WHAT YOU NEED TO DO. Go through the entries below and collect each line with the string "التي" in it.

━━ LISTED ENTRIES ━━

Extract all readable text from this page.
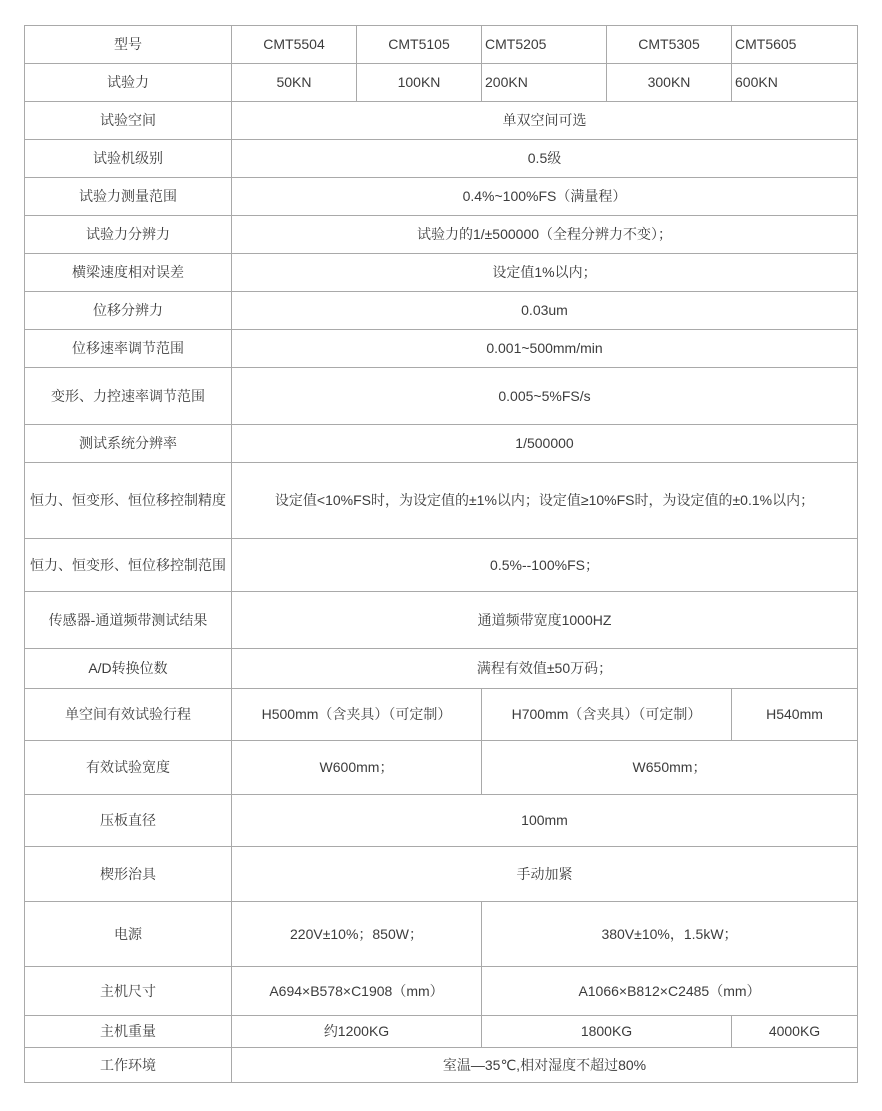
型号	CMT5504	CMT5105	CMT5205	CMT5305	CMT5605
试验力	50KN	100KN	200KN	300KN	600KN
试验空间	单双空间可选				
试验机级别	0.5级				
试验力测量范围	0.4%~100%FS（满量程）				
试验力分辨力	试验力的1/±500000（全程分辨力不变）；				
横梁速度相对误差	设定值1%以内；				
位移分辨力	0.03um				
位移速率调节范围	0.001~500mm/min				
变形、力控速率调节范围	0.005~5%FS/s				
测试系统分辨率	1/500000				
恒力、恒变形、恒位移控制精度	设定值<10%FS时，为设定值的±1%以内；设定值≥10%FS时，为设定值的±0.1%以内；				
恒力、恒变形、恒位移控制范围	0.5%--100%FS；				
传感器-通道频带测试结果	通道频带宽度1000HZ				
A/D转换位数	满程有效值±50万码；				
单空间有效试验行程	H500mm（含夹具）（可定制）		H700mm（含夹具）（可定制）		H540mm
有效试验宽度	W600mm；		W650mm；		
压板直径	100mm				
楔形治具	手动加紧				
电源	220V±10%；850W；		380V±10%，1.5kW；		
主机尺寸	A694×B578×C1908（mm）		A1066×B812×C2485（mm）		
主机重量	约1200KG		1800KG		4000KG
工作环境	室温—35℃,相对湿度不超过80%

━━━
━━ LISTED ENTRIES ━━

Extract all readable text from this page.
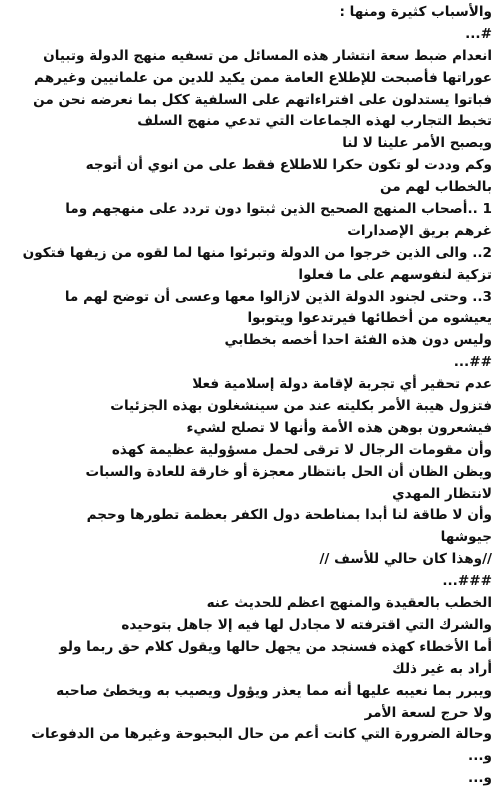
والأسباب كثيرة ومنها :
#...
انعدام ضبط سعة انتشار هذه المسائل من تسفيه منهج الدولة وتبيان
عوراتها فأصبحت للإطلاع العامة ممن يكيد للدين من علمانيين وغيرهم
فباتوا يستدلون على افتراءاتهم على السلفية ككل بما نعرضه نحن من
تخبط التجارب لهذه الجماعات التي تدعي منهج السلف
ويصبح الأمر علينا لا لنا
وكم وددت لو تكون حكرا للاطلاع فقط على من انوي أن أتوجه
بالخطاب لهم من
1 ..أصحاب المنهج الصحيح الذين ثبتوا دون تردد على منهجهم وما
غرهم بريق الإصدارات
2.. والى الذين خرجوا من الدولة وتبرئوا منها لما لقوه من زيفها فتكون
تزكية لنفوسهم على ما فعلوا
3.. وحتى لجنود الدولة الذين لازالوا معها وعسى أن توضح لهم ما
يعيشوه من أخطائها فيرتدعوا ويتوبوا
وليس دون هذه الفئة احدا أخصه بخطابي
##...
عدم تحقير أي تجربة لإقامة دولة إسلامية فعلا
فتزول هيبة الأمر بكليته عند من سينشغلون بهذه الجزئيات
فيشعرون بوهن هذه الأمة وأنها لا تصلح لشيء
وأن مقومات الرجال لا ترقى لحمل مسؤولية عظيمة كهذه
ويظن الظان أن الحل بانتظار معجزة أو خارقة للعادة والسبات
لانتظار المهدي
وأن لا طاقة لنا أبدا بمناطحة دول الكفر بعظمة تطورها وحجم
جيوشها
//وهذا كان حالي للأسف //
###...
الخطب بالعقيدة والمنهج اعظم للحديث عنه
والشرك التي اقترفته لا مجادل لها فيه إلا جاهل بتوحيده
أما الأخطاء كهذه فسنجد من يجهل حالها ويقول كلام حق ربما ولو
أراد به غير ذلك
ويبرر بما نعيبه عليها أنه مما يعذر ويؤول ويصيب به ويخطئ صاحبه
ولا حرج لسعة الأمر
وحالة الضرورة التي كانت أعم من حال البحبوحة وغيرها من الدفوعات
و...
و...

━━━
━━ LISTED ENTRIES ━━

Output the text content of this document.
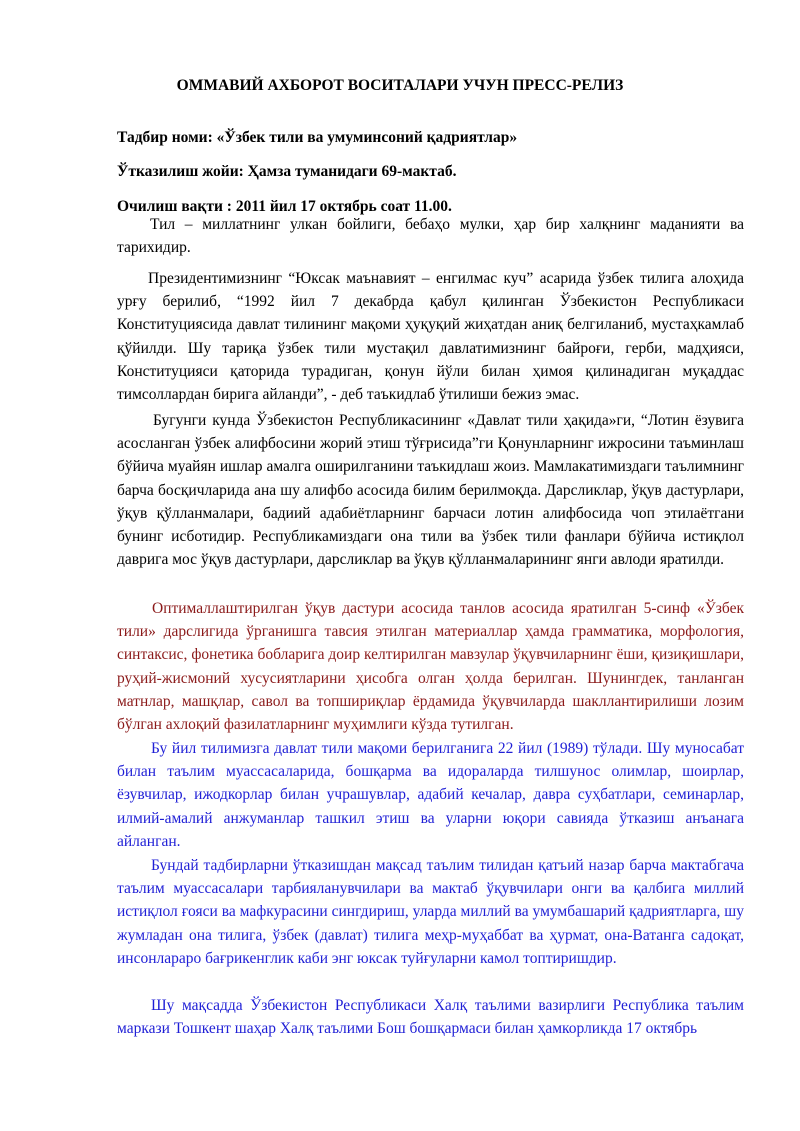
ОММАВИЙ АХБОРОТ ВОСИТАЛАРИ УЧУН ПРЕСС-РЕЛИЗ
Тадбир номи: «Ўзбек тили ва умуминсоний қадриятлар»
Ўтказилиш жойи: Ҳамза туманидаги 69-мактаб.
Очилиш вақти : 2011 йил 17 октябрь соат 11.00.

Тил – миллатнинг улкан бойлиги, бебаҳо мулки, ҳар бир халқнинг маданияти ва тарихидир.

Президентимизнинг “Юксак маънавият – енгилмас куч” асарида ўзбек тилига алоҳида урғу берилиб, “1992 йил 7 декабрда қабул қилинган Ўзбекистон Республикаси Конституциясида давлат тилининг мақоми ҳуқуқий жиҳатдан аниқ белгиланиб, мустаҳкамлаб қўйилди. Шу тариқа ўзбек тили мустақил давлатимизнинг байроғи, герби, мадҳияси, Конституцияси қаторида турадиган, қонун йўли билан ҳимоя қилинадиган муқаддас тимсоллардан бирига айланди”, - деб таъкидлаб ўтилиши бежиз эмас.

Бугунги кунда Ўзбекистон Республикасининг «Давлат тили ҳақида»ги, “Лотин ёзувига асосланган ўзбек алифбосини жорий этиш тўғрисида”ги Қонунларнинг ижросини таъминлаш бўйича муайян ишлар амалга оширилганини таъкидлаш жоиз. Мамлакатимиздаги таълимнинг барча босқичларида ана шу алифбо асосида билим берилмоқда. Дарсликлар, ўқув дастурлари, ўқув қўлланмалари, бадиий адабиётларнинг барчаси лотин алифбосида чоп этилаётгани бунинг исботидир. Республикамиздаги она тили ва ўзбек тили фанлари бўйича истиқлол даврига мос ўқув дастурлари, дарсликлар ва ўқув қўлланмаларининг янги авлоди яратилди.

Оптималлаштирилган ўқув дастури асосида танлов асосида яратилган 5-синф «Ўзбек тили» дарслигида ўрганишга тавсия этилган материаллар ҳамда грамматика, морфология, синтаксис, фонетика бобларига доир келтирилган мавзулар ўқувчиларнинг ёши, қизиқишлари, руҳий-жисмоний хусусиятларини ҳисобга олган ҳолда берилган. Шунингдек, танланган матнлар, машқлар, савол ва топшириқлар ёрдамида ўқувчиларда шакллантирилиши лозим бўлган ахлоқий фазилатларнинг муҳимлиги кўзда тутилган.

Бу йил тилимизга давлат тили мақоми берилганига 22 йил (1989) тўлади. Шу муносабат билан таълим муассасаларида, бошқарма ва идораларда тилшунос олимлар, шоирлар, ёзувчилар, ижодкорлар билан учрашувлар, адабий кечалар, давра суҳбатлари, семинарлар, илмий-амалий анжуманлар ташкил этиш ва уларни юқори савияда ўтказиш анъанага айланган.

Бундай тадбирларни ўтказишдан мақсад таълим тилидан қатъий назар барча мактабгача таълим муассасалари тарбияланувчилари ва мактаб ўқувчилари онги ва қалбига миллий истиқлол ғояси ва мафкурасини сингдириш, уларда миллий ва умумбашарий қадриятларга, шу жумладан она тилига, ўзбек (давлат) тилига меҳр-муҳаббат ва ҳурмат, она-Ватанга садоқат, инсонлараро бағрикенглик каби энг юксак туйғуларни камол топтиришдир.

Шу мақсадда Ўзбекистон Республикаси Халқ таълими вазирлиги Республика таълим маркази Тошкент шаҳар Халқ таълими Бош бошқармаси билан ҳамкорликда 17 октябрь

━━━

ANSWER FOR THIS EXERCISE.
تخبط التجارب لهذه الجماعات التي تدعي منهج السلف
والشرك التي اقترفته لا مجادل لها فيه إلا جاهل بتوحيده
وحالة الضرورة التي كانت أعم من حال البحبوحة وغيرها من الدفوعات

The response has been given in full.